> **The task**: What follows is a listing. Return every line of it exactly.

> **Exercise input**:
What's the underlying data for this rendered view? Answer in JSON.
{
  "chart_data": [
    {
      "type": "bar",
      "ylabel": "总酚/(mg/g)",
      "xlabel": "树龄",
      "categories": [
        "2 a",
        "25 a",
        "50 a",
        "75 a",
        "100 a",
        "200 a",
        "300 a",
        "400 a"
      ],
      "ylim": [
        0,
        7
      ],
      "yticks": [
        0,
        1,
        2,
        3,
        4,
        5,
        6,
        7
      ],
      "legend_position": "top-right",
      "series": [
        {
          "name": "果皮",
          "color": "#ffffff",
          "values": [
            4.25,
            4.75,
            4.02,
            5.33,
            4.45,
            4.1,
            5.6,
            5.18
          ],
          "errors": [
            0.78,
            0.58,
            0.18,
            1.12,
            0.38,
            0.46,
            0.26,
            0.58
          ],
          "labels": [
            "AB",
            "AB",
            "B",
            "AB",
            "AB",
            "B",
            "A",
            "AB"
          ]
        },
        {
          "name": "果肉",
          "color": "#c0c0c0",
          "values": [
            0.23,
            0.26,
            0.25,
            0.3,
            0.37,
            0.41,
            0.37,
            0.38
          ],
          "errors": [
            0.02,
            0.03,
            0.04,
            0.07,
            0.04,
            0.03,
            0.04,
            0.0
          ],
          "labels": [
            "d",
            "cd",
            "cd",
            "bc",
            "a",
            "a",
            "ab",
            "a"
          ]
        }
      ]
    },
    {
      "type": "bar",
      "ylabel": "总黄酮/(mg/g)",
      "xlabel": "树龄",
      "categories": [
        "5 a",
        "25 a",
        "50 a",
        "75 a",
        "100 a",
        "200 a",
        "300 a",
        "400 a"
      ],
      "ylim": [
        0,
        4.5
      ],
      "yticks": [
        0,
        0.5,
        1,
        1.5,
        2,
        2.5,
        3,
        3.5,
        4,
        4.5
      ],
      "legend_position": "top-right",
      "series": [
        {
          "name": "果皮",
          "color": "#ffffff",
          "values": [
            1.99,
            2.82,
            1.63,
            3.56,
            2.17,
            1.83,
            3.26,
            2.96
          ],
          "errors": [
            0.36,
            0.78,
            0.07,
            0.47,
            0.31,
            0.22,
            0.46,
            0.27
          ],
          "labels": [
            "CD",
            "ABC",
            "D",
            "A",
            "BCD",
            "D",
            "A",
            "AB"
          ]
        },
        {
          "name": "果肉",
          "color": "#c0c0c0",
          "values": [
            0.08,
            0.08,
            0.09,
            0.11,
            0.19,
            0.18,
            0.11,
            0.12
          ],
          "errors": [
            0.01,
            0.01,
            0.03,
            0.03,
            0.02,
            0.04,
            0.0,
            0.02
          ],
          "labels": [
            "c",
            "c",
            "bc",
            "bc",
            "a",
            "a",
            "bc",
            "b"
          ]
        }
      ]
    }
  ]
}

> **Solution for this problem**:
What's the underlying data for this rendered view? Answer in JSON.
{
  "chart_data": [
    {
      "type": "bar",
      "ylabel": "总酚/(mg/g)",
      "xlabel": "树龄",
      "categories": [
        "2 a",
        "25 a",
        "50 a",
        "75 a",
        "100 a",
        "200 a",
        "300 a",
        "400 a"
      ],
      "ylim": [
        0,
        7
      ],
      "yticks": [
        0,
        1,
        2,
        3,
        4,
        5,
        6,
        7
      ],
      "legend_position": "top-right",
      "series": [
        {
          "name": "果皮",
          "color": "#ffffff",
          "values": [
            4.25,
            4.75,
            4.02,
            5.33,
            4.45,
            4.1,
            5.6,
            5.18
          ],
          "errors": [
            0.78,
            0.58,
            0.18,
            1.12,
            0.38,
            0.46,
            0.26,
            0.58
          ],
          "labels": [
            "AB",
            "AB",
            "B",
            "AB",
            "AB",
            "B",
            "A",
            "AB"
          ]
        },
        {
          "name": "果肉",
          "color": "#c0c0c0",
          "values": [
            0.23,
            0.26,
            0.25,
            0.3,
            0.37,
            0.41,
            0.37,
            0.38
          ],
          "errors": [
            0.02,
            0.03,
            0.04,
            0.07,
            0.04,
            0.03,
            0.04,
            0.0
          ],
          "labels": [
            "d",
            "cd",
            "cd",
            "bc",
            "a",
            "a",
            "ab",
            "a"
          ]
        }
      ]
    },
    {
      "type": "bar",
      "ylabel": "总黄酮/(mg/g)",
      "xlabel": "树龄",
      "categories": [
        "5 a",
        "25 a",
        "50 a",
        "75 a",
        "100 a",
        "200 a",
        "300 a",
        "400 a"
      ],
      "ylim": [
        0,
        4.5
      ],
      "yticks": [
        0,
        0.5,
        1,
        1.5,
        2,
        2.5,
        3,
        3.5,
        4,
        4.5
      ],
      "legend_position": "top-right",
      "series": [
        {
          "name": "果皮",
          "color": "#ffffff",
          "values": [
            1.99,
            2.82,
            1.63,
            3.56,
            2.17,
            1.83,
            3.26,
            2.96
          ],
          "errors": [
            0.36,
            0.78,
            0.07,
            0.47,
            0.31,
            0.22,
            0.46,
            0.27
          ],
          "labels": [
            "CD",
            "ABC",
            "D",
            "A",
            "BCD",
            "D",
            "A",
            "AB"
          ]
        },
        {
          "name": "果肉",
          "color": "#c0c0c0",
          "values": [
            0.08,
            0.08,
            0.09,
            0.11,
            0.19,
            0.18,
            0.11,
            0.12
          ],
          "errors": [
            0.01,
            0.01,
            0.03,
            0.03,
            0.02,
            0.04,
            0.0,
            0.02
          ],
          "labels": [
            "c",
            "c",
            "bc",
            "bc",
            "a",
            "a",
            "bc",
            "b"
          ]
        }
      ]
    }
  ]
}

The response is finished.